# Work order:
Within the listing below, determine how many lines hold the word "assist". Give the number with no commentary.

Content starts

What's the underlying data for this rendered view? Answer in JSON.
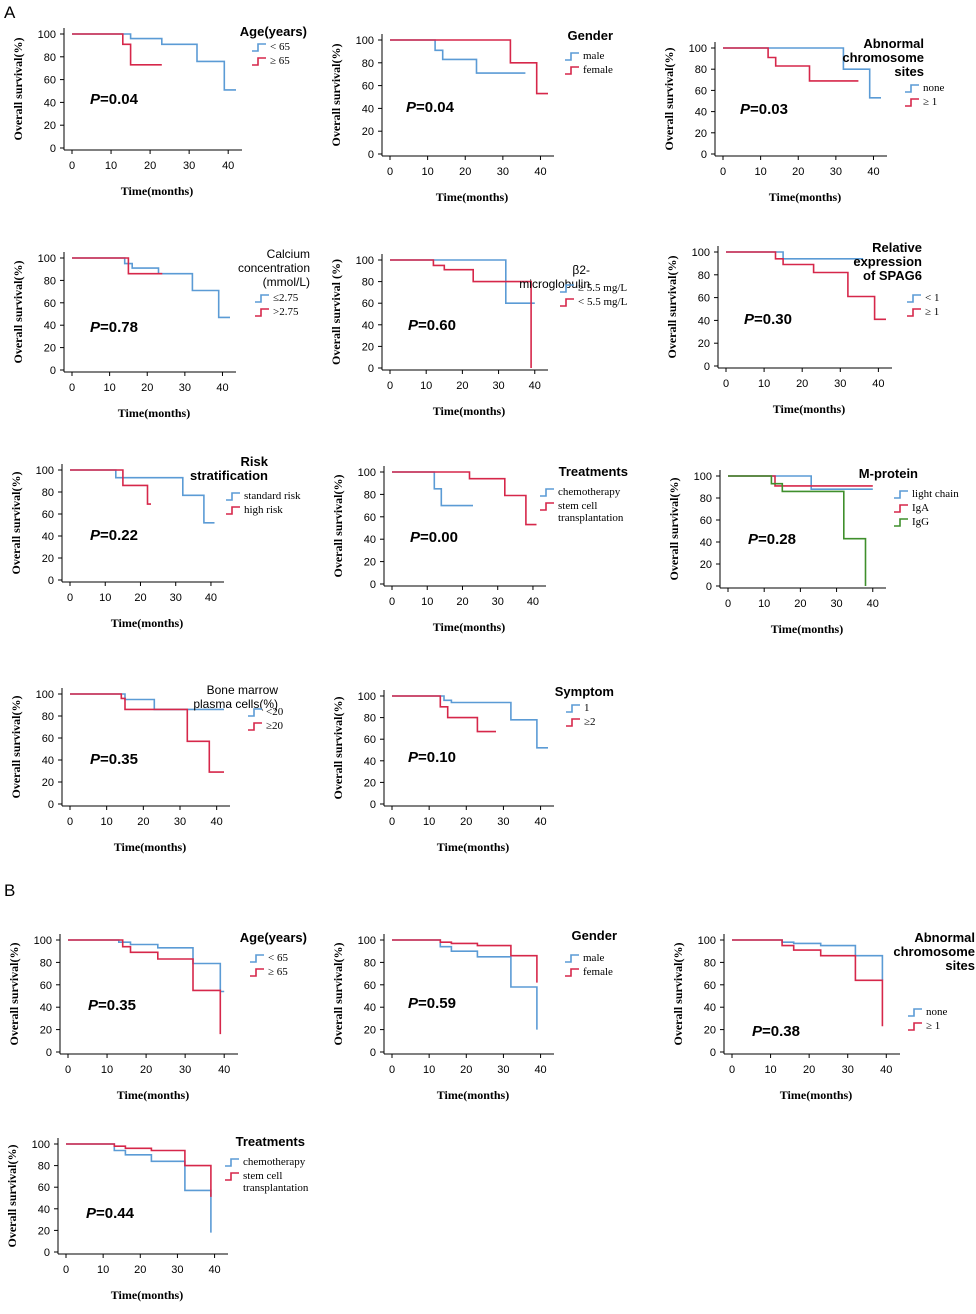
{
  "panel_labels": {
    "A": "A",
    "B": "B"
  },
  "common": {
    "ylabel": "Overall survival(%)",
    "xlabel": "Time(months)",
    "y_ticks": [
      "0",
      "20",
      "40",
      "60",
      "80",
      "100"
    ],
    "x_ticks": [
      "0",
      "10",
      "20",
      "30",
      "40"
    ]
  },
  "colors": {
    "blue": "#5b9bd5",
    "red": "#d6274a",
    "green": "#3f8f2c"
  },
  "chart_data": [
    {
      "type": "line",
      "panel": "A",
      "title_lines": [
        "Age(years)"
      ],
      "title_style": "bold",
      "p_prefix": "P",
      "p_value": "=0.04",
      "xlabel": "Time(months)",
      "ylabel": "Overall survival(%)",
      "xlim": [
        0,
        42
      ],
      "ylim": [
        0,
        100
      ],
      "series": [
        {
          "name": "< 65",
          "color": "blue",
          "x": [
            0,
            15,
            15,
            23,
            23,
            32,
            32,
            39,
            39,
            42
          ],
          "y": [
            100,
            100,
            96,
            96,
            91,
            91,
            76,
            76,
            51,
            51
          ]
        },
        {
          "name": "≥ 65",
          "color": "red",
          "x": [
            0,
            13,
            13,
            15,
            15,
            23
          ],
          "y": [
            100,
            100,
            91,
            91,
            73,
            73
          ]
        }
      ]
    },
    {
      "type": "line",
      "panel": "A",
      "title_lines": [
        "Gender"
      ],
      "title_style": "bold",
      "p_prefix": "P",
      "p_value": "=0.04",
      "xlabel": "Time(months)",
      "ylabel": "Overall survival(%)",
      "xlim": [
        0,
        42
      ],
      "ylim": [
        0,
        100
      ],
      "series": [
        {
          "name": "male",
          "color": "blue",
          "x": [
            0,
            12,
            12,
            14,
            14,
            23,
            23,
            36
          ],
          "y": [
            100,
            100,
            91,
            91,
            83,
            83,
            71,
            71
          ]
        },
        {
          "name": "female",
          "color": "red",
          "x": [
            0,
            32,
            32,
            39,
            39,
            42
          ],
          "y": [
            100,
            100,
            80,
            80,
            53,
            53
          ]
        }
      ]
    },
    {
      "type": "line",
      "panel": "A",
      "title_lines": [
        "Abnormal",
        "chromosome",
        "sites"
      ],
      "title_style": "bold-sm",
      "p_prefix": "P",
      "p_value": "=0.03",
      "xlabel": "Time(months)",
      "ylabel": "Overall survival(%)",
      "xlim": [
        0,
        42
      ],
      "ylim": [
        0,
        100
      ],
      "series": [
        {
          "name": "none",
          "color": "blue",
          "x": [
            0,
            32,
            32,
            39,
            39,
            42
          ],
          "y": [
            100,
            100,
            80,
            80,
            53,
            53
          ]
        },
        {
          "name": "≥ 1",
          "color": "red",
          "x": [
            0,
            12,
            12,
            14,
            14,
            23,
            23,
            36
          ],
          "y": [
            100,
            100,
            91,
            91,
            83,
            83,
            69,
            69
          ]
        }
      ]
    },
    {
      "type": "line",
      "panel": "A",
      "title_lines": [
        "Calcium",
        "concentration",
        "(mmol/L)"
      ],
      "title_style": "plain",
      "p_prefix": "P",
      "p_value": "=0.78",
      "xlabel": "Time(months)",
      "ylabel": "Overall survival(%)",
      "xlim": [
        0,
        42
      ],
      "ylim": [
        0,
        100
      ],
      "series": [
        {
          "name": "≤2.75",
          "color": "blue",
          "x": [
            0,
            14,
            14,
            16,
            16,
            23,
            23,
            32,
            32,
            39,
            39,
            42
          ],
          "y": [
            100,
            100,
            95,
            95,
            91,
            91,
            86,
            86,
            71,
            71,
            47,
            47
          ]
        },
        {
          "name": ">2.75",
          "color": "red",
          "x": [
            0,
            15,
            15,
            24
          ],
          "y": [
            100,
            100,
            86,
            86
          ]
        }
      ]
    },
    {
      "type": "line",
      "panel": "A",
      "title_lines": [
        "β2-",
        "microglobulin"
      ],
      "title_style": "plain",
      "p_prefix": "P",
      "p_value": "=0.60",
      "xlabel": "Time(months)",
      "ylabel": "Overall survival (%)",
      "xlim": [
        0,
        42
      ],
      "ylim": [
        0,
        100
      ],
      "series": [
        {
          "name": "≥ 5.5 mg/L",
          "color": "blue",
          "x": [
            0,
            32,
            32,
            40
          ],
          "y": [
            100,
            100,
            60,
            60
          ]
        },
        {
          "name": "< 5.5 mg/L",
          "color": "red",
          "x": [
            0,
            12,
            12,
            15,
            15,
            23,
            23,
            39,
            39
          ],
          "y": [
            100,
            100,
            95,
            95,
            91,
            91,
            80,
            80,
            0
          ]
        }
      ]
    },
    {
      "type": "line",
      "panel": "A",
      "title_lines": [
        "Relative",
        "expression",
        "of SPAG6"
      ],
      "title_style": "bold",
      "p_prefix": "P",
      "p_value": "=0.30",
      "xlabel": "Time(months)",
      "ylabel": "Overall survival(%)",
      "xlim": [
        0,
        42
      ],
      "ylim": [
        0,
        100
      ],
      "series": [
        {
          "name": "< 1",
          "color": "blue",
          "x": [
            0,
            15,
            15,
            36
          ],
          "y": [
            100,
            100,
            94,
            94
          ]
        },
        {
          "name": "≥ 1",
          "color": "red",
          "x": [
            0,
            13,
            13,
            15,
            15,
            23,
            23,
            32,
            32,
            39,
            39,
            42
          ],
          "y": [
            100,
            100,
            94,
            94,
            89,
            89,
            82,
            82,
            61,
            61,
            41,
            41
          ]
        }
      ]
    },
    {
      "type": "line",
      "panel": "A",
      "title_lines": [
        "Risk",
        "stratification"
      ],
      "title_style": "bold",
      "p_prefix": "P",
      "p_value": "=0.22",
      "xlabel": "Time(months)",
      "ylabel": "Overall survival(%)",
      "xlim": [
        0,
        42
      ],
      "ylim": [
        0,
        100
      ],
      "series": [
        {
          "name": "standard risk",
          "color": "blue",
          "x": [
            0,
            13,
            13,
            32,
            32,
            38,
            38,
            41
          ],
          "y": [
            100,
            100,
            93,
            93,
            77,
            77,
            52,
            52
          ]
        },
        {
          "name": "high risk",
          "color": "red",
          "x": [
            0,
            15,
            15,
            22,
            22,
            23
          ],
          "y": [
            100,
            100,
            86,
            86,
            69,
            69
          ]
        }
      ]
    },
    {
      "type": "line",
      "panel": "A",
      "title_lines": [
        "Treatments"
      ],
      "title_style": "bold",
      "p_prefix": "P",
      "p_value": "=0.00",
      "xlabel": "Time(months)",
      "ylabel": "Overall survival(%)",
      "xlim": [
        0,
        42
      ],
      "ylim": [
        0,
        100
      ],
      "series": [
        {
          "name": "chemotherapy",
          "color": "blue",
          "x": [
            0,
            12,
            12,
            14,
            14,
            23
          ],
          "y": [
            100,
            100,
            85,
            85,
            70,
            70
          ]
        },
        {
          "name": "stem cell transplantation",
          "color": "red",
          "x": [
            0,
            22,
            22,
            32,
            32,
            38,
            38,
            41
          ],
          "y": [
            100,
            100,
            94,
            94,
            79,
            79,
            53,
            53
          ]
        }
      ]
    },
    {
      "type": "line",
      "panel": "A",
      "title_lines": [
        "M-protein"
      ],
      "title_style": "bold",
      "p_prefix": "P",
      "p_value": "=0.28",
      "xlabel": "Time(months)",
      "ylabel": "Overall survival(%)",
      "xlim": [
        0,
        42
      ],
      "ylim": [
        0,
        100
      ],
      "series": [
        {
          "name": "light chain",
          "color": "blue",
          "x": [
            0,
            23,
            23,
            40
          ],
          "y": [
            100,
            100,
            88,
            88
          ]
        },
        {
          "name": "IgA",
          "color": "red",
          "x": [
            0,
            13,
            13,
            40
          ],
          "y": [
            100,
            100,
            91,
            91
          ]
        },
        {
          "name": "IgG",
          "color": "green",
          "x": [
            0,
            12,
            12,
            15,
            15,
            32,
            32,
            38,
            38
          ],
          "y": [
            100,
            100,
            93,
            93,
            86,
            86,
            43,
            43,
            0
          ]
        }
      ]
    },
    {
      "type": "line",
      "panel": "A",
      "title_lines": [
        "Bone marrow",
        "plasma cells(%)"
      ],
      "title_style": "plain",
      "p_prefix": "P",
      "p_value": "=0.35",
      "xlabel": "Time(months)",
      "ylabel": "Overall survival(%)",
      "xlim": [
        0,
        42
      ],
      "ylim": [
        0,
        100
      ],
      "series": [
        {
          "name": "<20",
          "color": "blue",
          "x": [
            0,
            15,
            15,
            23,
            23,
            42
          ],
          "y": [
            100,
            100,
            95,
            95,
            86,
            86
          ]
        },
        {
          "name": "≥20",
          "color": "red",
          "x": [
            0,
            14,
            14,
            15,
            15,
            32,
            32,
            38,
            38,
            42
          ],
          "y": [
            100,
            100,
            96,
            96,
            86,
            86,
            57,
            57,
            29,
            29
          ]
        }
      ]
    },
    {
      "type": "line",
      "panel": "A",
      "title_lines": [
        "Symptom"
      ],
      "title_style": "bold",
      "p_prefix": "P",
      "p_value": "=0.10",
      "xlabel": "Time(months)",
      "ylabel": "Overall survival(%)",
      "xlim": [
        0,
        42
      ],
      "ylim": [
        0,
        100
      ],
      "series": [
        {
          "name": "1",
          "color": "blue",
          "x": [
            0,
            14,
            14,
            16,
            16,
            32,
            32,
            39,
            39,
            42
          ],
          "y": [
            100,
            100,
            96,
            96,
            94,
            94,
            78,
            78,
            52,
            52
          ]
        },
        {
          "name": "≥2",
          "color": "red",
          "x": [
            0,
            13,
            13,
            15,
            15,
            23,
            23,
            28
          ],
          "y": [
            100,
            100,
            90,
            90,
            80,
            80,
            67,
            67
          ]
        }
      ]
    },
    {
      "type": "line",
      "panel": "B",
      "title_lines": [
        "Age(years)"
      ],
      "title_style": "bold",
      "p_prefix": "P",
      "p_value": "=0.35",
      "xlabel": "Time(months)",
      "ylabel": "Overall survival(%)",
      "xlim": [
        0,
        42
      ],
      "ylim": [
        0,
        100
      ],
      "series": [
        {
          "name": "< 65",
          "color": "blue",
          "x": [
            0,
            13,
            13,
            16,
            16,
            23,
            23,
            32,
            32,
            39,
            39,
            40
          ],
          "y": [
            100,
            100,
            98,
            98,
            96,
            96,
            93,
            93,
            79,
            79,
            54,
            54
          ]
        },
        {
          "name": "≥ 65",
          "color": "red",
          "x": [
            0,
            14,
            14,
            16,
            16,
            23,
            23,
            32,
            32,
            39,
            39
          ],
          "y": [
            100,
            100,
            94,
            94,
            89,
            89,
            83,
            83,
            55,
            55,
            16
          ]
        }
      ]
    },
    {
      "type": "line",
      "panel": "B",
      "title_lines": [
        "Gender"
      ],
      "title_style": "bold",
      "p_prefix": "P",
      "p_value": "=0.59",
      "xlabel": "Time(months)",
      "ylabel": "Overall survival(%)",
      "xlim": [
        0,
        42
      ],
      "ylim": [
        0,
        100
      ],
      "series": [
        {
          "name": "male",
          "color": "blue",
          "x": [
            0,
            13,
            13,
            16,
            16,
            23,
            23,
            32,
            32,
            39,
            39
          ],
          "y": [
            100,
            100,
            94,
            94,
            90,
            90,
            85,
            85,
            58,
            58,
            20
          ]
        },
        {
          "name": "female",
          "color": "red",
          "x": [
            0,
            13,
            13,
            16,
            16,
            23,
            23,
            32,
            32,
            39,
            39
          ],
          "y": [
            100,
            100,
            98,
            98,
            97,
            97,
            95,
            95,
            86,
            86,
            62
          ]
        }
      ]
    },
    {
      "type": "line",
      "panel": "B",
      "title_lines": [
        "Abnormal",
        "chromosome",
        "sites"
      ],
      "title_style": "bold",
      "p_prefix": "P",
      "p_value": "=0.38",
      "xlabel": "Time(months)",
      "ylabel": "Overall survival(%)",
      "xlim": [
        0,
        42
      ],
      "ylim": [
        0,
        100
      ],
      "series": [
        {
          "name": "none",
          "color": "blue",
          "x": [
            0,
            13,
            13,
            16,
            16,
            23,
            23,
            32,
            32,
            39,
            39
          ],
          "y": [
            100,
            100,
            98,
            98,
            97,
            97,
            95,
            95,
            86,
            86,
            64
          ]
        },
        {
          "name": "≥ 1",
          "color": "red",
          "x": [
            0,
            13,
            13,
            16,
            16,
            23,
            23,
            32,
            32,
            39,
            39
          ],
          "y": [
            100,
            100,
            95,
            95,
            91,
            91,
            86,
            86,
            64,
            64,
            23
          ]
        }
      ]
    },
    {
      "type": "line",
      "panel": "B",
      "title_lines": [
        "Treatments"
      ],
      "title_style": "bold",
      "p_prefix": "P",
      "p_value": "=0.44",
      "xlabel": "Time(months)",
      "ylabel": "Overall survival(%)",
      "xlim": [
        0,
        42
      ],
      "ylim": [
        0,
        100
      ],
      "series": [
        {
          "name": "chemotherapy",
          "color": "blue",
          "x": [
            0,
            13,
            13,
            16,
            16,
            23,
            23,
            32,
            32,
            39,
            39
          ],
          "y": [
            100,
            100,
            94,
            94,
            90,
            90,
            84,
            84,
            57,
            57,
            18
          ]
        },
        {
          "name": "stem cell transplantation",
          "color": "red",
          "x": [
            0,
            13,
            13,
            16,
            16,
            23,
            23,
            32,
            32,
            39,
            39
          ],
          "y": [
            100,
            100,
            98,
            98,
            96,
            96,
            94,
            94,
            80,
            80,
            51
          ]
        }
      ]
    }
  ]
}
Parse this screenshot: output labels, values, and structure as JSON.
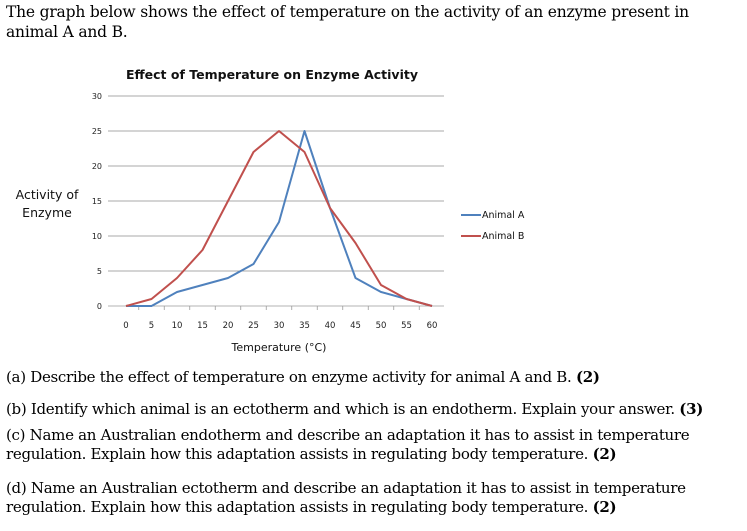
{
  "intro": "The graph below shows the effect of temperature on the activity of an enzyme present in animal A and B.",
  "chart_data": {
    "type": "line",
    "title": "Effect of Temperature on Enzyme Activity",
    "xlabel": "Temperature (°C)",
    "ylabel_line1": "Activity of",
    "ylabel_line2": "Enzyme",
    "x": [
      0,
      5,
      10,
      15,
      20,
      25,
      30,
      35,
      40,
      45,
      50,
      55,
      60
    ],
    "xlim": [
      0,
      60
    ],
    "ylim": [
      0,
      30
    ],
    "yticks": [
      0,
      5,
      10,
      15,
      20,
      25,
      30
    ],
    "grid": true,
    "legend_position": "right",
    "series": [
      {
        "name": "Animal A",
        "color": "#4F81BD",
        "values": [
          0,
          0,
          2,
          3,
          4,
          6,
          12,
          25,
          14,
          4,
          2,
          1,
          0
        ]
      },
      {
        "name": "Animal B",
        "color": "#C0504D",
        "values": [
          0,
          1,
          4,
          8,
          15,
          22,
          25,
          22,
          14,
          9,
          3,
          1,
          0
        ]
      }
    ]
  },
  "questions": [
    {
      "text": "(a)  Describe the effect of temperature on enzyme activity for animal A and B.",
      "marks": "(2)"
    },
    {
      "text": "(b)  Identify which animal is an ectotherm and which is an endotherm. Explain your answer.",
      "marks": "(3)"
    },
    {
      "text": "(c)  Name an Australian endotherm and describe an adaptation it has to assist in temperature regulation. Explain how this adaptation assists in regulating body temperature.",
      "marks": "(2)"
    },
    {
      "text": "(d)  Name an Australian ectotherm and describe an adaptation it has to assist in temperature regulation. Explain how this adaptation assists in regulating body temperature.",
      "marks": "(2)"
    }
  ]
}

Content ends

# Answer to the problem:
2